SHORT EXERCISE ▸ Pick out each line with the word "Dictionary" from the material that follows.

Records from a data source
++++

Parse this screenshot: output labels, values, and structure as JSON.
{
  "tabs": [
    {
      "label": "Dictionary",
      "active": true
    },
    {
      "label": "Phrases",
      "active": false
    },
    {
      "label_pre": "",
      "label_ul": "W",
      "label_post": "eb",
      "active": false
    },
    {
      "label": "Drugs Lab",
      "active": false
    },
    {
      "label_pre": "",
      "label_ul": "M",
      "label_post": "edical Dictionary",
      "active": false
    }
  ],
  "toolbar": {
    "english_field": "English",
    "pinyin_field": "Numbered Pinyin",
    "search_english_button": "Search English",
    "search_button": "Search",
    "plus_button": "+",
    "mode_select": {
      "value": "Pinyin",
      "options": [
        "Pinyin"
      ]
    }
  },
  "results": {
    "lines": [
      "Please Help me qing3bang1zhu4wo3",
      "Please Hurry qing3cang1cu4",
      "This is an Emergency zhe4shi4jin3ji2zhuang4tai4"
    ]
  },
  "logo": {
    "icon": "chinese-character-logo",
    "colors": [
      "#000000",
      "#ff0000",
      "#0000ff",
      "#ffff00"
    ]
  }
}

++++

ANSWER TO THE EXERCISE ▸
      "label": "Dictionary",
      "label_post": "edical Dictionary",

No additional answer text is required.